Exercise materials:
** Begin **

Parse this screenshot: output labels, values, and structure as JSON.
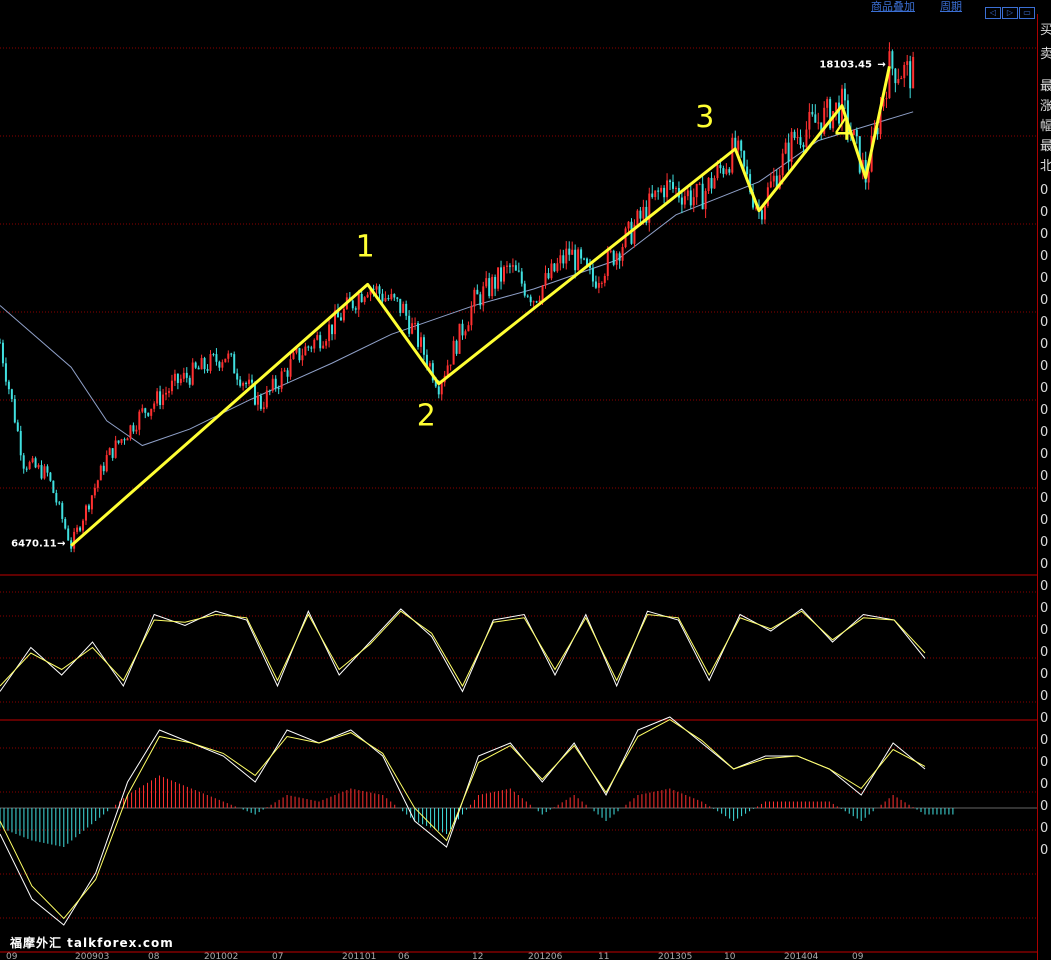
{
  "toolbar": {
    "overlay_link": "商品叠加",
    "period_link": "周期",
    "nav_left": "◁",
    "nav_right": "▷",
    "nav_grid": "▭"
  },
  "side_labels": [
    "买",
    "卖",
    "最",
    "涨",
    "幅",
    "最",
    "北",
    "0",
    "0",
    "0",
    "0",
    "0",
    "0",
    "0",
    "0",
    "0",
    "0",
    "0",
    "0",
    "0",
    "0",
    "0",
    "0",
    "0",
    "0",
    "0",
    "0",
    "0",
    "0",
    "0",
    "0",
    "0",
    "0",
    "0",
    "0",
    "0",
    "0",
    "0"
  ],
  "watermark": "福摩外汇 talkforex.com",
  "colors": {
    "background": "#000000",
    "grid": "#8b0000",
    "up_candle": "#ff3030",
    "down_candle": "#40e0e0",
    "wave_line": "#ffff33",
    "moving_average": "#8fa0c8",
    "k_line": "#ffffff",
    "d_line": "#ffff66"
  },
  "chart_data": [
    {
      "type": "line",
      "panel": "price",
      "annotations": {
        "low_label": "6470.11",
        "high_label": "18103.45",
        "wave_numbers": [
          "1",
          "2",
          "3",
          "4"
        ]
      },
      "price_range": [
        6000,
        18500
      ],
      "low": 6470.11,
      "high": 18103.45,
      "time_range": [
        "2008-09",
        "2015-03"
      ],
      "x_ticks": [
        "09",
        "200903",
        "08",
        "201002",
        "07",
        "201101",
        "06",
        "12",
        "201206",
        "11",
        "201305",
        "10",
        "201404",
        "09"
      ],
      "elliott_wave_points": {
        "x": [
          "2009-03",
          "2011-04",
          "2011-10",
          "2013-11",
          "2014-01",
          "2014-08",
          "2014-10",
          "2014-12"
        ],
        "y": [
          6470.11,
          12810,
          10400,
          16100,
          14600,
          17150,
          15400,
          18103.45
        ]
      },
      "price_path": {
        "x": [
          "2008-09",
          "2008-11",
          "2009-01",
          "2009-03",
          "2009-06",
          "2009-09",
          "2009-12",
          "2010-04",
          "2010-07",
          "2010-10",
          "2011-01",
          "2011-04",
          "2011-07",
          "2011-10",
          "2012-01",
          "2012-04",
          "2012-06",
          "2012-09",
          "2012-11",
          "2013-02",
          "2013-05",
          "2013-08",
          "2013-11",
          "2014-01",
          "2014-04",
          "2014-08",
          "2014-10",
          "2014-12",
          "2015-02"
        ],
        "y": [
          11400,
          8500,
          8200,
          6470.11,
          8600,
          9700,
          10450,
          11100,
          9900,
          11050,
          11800,
          12810,
          12200,
          10400,
          12400,
          13200,
          12500,
          13600,
          12900,
          14000,
          15200,
          14900,
          16100,
          14600,
          16400,
          17150,
          15400,
          18103.45,
          17900
        ]
      },
      "moving_average": {
        "x": [
          "2008-09",
          "2009-03",
          "2009-06",
          "2009-09",
          "2010-01",
          "2010-06",
          "2011-01",
          "2011-06",
          "2012-01",
          "2012-06",
          "2013-01",
          "2013-06",
          "2014-01",
          "2014-06",
          "2015-02"
        ],
        "y": [
          12300,
          10800,
          9500,
          8900,
          9300,
          10000,
          10900,
          11600,
          12300,
          12700,
          13400,
          14500,
          15300,
          16300,
          17000
        ]
      }
    },
    {
      "type": "line",
      "panel": "oscillator_kd",
      "y_range": [
        0,
        100
      ],
      "series": [
        {
          "values": [
            15,
            55,
            30,
            60,
            20,
            85,
            75,
            88,
            80,
            20,
            88,
            30,
            60,
            90,
            65,
            15,
            80,
            85,
            30,
            85,
            20,
            88,
            80,
            25,
            85,
            70,
            90,
            60,
            85,
            80,
            45
          ]
        },
        {
          "values": [
            20,
            50,
            35,
            55,
            25,
            80,
            78,
            85,
            82,
            25,
            85,
            35,
            58,
            88,
            68,
            20,
            78,
            82,
            35,
            82,
            25,
            85,
            82,
            30,
            82,
            72,
            88,
            62,
            82,
            80,
            50
          ]
        }
      ]
    },
    {
      "type": "bar",
      "panel": "macd",
      "y_range": [
        -1,
        1
      ],
      "histogram": [
        -0.3,
        -0.5,
        -0.6,
        -0.2,
        0.2,
        0.5,
        0.3,
        0.1,
        -0.1,
        0.2,
        0.1,
        0.3,
        0.2,
        -0.2,
        -0.4,
        0.2,
        0.3,
        -0.1,
        0.2,
        -0.2,
        0.2,
        0.3,
        0.1,
        -0.2,
        0.1,
        0.1,
        0.1,
        -0.2,
        0.2,
        -0.1
      ],
      "series": [
        {
          "values": [
            -0.2,
            -0.7,
            -0.9,
            -0.5,
            0.2,
            0.6,
            0.5,
            0.4,
            0.2,
            0.6,
            0.5,
            0.6,
            0.4,
            -0.1,
            -0.3,
            0.4,
            0.5,
            0.2,
            0.5,
            0.1,
            0.6,
            0.7,
            0.5,
            0.3,
            0.4,
            0.4,
            0.3,
            0.1,
            0.5,
            0.3
          ]
        },
        {
          "values": [
            -0.1,
            -0.6,
            -0.85,
            -0.55,
            0.1,
            0.55,
            0.5,
            0.42,
            0.25,
            0.55,
            0.5,
            0.58,
            0.42,
            0.0,
            -0.25,
            0.35,
            0.48,
            0.22,
            0.48,
            0.12,
            0.55,
            0.68,
            0.52,
            0.3,
            0.38,
            0.4,
            0.3,
            0.15,
            0.45,
            0.32
          ]
        }
      ]
    }
  ]
}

** End **

What to work on:
Set the data above down again exactly as given, with no pictures.

Completed task:
Parse this screenshot: output labels, values, and structure as JSON.
{
  "toolbar": {
    "overlay_link": "商品叠加",
    "period_link": "周期",
    "nav_left": "◁",
    "nav_right": "▷",
    "nav_grid": "▭"
  },
  "side_labels": [
    "买",
    "卖",
    "最",
    "涨",
    "幅",
    "最",
    "北",
    "0",
    "0",
    "0",
    "0",
    "0",
    "0",
    "0",
    "0",
    "0",
    "0",
    "0",
    "0",
    "0",
    "0",
    "0",
    "0",
    "0",
    "0",
    "0",
    "0",
    "0",
    "0",
    "0",
    "0",
    "0",
    "0",
    "0",
    "0",
    "0",
    "0",
    "0"
  ],
  "watermark": "福摩外汇 talkforex.com",
  "colors": {
    "background": "#000000",
    "grid": "#8b0000",
    "up_candle": "#ff3030",
    "down_candle": "#40e0e0",
    "wave_line": "#ffff33",
    "moving_average": "#8fa0c8",
    "k_line": "#ffffff",
    "d_line": "#ffff66"
  },
  "chart_data": [
    {
      "type": "line",
      "panel": "price",
      "annotations": {
        "low_label": "6470.11",
        "high_label": "18103.45",
        "wave_numbers": [
          "1",
          "2",
          "3",
          "4"
        ]
      },
      "price_range": [
        6000,
        18500
      ],
      "low": 6470.11,
      "high": 18103.45,
      "time_range": [
        "2008-09",
        "2015-03"
      ],
      "x_ticks": [
        "09",
        "200903",
        "08",
        "201002",
        "07",
        "201101",
        "06",
        "12",
        "201206",
        "11",
        "201305",
        "10",
        "201404",
        "09"
      ],
      "elliott_wave_points": {
        "x": [
          "2009-03",
          "2011-04",
          "2011-10",
          "2013-11",
          "2014-01",
          "2014-08",
          "2014-10",
          "2014-12"
        ],
        "y": [
          6470.11,
          12810,
          10400,
          16100,
          14600,
          17150,
          15400,
          18103.45
        ]
      },
      "price_path": {
        "x": [
          "2008-09",
          "2008-11",
          "2009-01",
          "2009-03",
          "2009-06",
          "2009-09",
          "2009-12",
          "2010-04",
          "2010-07",
          "2010-10",
          "2011-01",
          "2011-04",
          "2011-07",
          "2011-10",
          "2012-01",
          "2012-04",
          "2012-06",
          "2012-09",
          "2012-11",
          "2013-02",
          "2013-05",
          "2013-08",
          "2013-11",
          "2014-01",
          "2014-04",
          "2014-08",
          "2014-10",
          "2014-12",
          "2015-02"
        ],
        "y": [
          11400,
          8500,
          8200,
          6470.11,
          8600,
          9700,
          10450,
          11100,
          9900,
          11050,
          11800,
          12810,
          12200,
          10400,
          12400,
          13200,
          12500,
          13600,
          12900,
          14000,
          15200,
          14900,
          16100,
          14600,
          16400,
          17150,
          15400,
          18103.45,
          17900
        ]
      },
      "moving_average": {
        "x": [
          "2008-09",
          "2009-03",
          "2009-06",
          "2009-09",
          "2010-01",
          "2010-06",
          "2011-01",
          "2011-06",
          "2012-01",
          "2012-06",
          "2013-01",
          "2013-06",
          "2014-01",
          "2014-06",
          "2015-02"
        ],
        "y": [
          12300,
          10800,
          9500,
          8900,
          9300,
          10000,
          10900,
          11600,
          12300,
          12700,
          13400,
          14500,
          15300,
          16300,
          17000
        ]
      }
    },
    {
      "type": "line",
      "panel": "oscillator_kd",
      "y_range": [
        0,
        100
      ],
      "series": [
        {
          "values": [
            15,
            55,
            30,
            60,
            20,
            85,
            75,
            88,
            80,
            20,
            88,
            30,
            60,
            90,
            65,
            15,
            80,
            85,
            30,
            85,
            20,
            88,
            80,
            25,
            85,
            70,
            90,
            60,
            85,
            80,
            45
          ]
        },
        {
          "values": [
            20,
            50,
            35,
            55,
            25,
            80,
            78,
            85,
            82,
            25,
            85,
            35,
            58,
            88,
            68,
            20,
            78,
            82,
            35,
            82,
            25,
            85,
            82,
            30,
            82,
            72,
            88,
            62,
            82,
            80,
            50
          ]
        }
      ]
    },
    {
      "type": "bar",
      "panel": "macd",
      "y_range": [
        -1,
        1
      ],
      "histogram": [
        -0.3,
        -0.5,
        -0.6,
        -0.2,
        0.2,
        0.5,
        0.3,
        0.1,
        -0.1,
        0.2,
        0.1,
        0.3,
        0.2,
        -0.2,
        -0.4,
        0.2,
        0.3,
        -0.1,
        0.2,
        -0.2,
        0.2,
        0.3,
        0.1,
        -0.2,
        0.1,
        0.1,
        0.1,
        -0.2,
        0.2,
        -0.1
      ],
      "series": [
        {
          "values": [
            -0.2,
            -0.7,
            -0.9,
            -0.5,
            0.2,
            0.6,
            0.5,
            0.4,
            0.2,
            0.6,
            0.5,
            0.6,
            0.4,
            -0.1,
            -0.3,
            0.4,
            0.5,
            0.2,
            0.5,
            0.1,
            0.6,
            0.7,
            0.5,
            0.3,
            0.4,
            0.4,
            0.3,
            0.1,
            0.5,
            0.3
          ]
        },
        {
          "values": [
            -0.1,
            -0.6,
            -0.85,
            -0.55,
            0.1,
            0.55,
            0.5,
            0.42,
            0.25,
            0.55,
            0.5,
            0.58,
            0.42,
            0.0,
            -0.25,
            0.35,
            0.48,
            0.22,
            0.48,
            0.12,
            0.55,
            0.68,
            0.52,
            0.3,
            0.38,
            0.4,
            0.3,
            0.15,
            0.45,
            0.32
          ]
        }
      ]
    }
  ]
}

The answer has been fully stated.